— Start LISTING —

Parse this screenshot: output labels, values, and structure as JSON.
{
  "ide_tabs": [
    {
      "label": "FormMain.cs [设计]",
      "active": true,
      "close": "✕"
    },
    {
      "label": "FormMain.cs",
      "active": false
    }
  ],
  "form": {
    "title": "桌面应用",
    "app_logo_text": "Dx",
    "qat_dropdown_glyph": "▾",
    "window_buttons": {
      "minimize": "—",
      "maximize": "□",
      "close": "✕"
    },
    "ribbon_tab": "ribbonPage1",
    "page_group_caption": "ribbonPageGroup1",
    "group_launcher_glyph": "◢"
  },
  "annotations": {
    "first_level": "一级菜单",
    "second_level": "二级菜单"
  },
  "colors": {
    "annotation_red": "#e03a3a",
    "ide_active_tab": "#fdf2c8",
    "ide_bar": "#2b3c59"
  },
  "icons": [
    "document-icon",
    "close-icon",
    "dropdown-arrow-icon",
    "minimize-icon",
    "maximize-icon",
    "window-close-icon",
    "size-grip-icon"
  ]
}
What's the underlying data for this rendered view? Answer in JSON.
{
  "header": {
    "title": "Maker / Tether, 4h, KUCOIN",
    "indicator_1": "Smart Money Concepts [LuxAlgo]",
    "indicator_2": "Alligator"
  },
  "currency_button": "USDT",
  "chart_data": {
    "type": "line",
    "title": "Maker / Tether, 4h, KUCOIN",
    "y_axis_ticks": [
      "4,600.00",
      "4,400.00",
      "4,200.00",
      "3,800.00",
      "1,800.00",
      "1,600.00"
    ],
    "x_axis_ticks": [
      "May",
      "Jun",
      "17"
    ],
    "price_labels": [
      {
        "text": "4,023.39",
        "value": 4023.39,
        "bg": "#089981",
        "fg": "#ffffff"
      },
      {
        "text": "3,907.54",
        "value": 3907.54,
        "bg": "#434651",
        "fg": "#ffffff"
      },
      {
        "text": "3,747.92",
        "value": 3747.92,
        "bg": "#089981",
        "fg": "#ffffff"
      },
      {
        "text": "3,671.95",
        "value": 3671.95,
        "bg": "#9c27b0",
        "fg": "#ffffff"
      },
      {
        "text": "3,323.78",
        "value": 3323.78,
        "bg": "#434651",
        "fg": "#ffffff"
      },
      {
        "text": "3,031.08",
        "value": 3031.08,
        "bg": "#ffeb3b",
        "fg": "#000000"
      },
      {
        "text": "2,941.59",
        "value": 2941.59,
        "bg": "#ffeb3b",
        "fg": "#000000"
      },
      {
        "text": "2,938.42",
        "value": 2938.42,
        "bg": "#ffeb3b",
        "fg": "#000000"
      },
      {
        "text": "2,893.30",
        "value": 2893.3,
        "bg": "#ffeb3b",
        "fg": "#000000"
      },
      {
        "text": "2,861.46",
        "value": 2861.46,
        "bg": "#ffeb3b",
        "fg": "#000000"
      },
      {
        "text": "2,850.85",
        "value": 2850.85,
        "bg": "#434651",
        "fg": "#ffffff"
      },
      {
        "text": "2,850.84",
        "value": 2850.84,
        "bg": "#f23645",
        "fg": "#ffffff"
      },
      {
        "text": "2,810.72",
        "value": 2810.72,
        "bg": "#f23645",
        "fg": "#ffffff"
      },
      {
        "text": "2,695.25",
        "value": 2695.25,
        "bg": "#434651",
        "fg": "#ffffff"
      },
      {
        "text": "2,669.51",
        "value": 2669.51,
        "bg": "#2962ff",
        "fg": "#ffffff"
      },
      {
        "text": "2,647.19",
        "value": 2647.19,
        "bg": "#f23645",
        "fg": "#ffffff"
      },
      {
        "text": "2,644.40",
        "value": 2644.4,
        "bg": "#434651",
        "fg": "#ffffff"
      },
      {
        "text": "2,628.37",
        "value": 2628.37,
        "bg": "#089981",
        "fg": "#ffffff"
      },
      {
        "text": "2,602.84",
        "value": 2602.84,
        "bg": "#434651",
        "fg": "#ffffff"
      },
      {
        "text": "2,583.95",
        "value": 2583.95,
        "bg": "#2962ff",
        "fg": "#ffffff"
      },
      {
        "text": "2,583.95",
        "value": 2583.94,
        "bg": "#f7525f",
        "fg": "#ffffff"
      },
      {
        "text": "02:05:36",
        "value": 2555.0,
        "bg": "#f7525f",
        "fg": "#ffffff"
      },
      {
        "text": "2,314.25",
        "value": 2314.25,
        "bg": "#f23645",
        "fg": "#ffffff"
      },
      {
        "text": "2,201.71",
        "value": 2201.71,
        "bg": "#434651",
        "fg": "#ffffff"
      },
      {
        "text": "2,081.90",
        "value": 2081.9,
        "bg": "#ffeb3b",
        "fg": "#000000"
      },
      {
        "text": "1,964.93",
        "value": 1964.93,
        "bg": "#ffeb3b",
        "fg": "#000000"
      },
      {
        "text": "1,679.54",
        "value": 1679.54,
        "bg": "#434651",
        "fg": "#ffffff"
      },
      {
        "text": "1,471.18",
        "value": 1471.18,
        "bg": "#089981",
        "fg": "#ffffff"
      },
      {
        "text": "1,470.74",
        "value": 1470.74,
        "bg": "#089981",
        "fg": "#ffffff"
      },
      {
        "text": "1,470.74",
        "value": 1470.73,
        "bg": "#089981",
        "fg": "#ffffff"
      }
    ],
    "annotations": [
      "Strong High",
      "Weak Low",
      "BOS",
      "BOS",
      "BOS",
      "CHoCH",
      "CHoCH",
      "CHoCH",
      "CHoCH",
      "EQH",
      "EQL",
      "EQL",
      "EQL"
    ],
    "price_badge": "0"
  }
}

— End LISTING —

YOUR TASK
Write out every entry again, keeping each line exactly the same.

CORRECT RESULT
Parse this screenshot: output labels, values, and structure as JSON.
{
  "ide_tabs": [
    {
      "label": "FormMain.cs [设计]",
      "active": true,
      "close": "✕"
    },
    {
      "label": "FormMain.cs",
      "active": false
    }
  ],
  "form": {
    "title": "桌面应用",
    "app_logo_text": "Dx",
    "qat_dropdown_glyph": "▾",
    "window_buttons": {
      "minimize": "—",
      "maximize": "□",
      "close": "✕"
    },
    "ribbon_tab": "ribbonPage1",
    "page_group_caption": "ribbonPageGroup1",
    "group_launcher_glyph": "◢"
  },
  "annotations": {
    "first_level": "一级菜单",
    "second_level": "二级菜单"
  },
  "colors": {
    "annotation_red": "#e03a3a",
    "ide_active_tab": "#fdf2c8",
    "ide_bar": "#2b3c59"
  },
  "icons": [
    "document-icon",
    "close-icon",
    "dropdown-arrow-icon",
    "minimize-icon",
    "maximize-icon",
    "window-close-icon",
    "size-grip-icon"
  ]
}
What's the underlying data for this rendered view? Answer in JSON.
{
  "header": {
    "title": "Maker / Tether, 4h, KUCOIN",
    "indicator_1": "Smart Money Concepts [LuxAlgo]",
    "indicator_2": "Alligator"
  },
  "currency_button": "USDT",
  "chart_data": {
    "type": "line",
    "title": "Maker / Tether, 4h, KUCOIN",
    "y_axis_ticks": [
      "4,600.00",
      "4,400.00",
      "4,200.00",
      "3,800.00",
      "1,800.00",
      "1,600.00"
    ],
    "x_axis_ticks": [
      "May",
      "Jun",
      "17"
    ],
    "price_labels": [
      {
        "text": "4,023.39",
        "value": 4023.39,
        "bg": "#089981",
        "fg": "#ffffff"
      },
      {
        "text": "3,907.54",
        "value": 3907.54,
        "bg": "#434651",
        "fg": "#ffffff"
      },
      {
        "text": "3,747.92",
        "value": 3747.92,
        "bg": "#089981",
        "fg": "#ffffff"
      },
      {
        "text": "3,671.95",
        "value": 3671.95,
        "bg": "#9c27b0",
        "fg": "#ffffff"
      },
      {
        "text": "3,323.78",
        "value": 3323.78,
        "bg": "#434651",
        "fg": "#ffffff"
      },
      {
        "text": "3,031.08",
        "value": 3031.08,
        "bg": "#ffeb3b",
        "fg": "#000000"
      },
      {
        "text": "2,941.59",
        "value": 2941.59,
        "bg": "#ffeb3b",
        "fg": "#000000"
      },
      {
        "text": "2,938.42",
        "value": 2938.42,
        "bg": "#ffeb3b",
        "fg": "#000000"
      },
      {
        "text": "2,893.30",
        "value": 2893.3,
        "bg": "#ffeb3b",
        "fg": "#000000"
      },
      {
        "text": "2,861.46",
        "value": 2861.46,
        "bg": "#ffeb3b",
        "fg": "#000000"
      },
      {
        "text": "2,850.85",
        "value": 2850.85,
        "bg": "#434651",
        "fg": "#ffffff"
      },
      {
        "text": "2,850.84",
        "value": 2850.84,
        "bg": "#f23645",
        "fg": "#ffffff"
      },
      {
        "text": "2,810.72",
        "value": 2810.72,
        "bg": "#f23645",
        "fg": "#ffffff"
      },
      {
        "text": "2,695.25",
        "value": 2695.25,
        "bg": "#434651",
        "fg": "#ffffff"
      },
      {
        "text": "2,669.51",
        "value": 2669.51,
        "bg": "#2962ff",
        "fg": "#ffffff"
      },
      {
        "text": "2,647.19",
        "value": 2647.19,
        "bg": "#f23645",
        "fg": "#ffffff"
      },
      {
        "text": "2,644.40",
        "value": 2644.4,
        "bg": "#434651",
        "fg": "#ffffff"
      },
      {
        "text": "2,628.37",
        "value": 2628.37,
        "bg": "#089981",
        "fg": "#ffffff"
      },
      {
        "text": "2,602.84",
        "value": 2602.84,
        "bg": "#434651",
        "fg": "#ffffff"
      },
      {
        "text": "2,583.95",
        "value": 2583.95,
        "bg": "#2962ff",
        "fg": "#ffffff"
      },
      {
        "text": "2,583.95",
        "value": 2583.94,
        "bg": "#f7525f",
        "fg": "#ffffff"
      },
      {
        "text": "02:05:36",
        "value": 2555.0,
        "bg": "#f7525f",
        "fg": "#ffffff"
      },
      {
        "text": "2,314.25",
        "value": 2314.25,
        "bg": "#f23645",
        "fg": "#ffffff"
      },
      {
        "text": "2,201.71",
        "value": 2201.71,
        "bg": "#434651",
        "fg": "#ffffff"
      },
      {
        "text": "2,081.90",
        "value": 2081.9,
        "bg": "#ffeb3b",
        "fg": "#000000"
      },
      {
        "text": "1,964.93",
        "value": 1964.93,
        "bg": "#ffeb3b",
        "fg": "#000000"
      },
      {
        "text": "1,679.54",
        "value": 1679.54,
        "bg": "#434651",
        "fg": "#ffffff"
      },
      {
        "text": "1,471.18",
        "value": 1471.18,
        "bg": "#089981",
        "fg": "#ffffff"
      },
      {
        "text": "1,470.74",
        "value": 1470.74,
        "bg": "#089981",
        "fg": "#ffffff"
      },
      {
        "text": "1,470.74",
        "value": 1470.73,
        "bg": "#089981",
        "fg": "#ffffff"
      }
    ],
    "annotations": [
      "Strong High",
      "Weak Low",
      "BOS",
      "BOS",
      "BOS",
      "CHoCH",
      "CHoCH",
      "CHoCH",
      "CHoCH",
      "EQH",
      "EQL",
      "EQL",
      "EQL"
    ],
    "price_badge": "0"
  }
}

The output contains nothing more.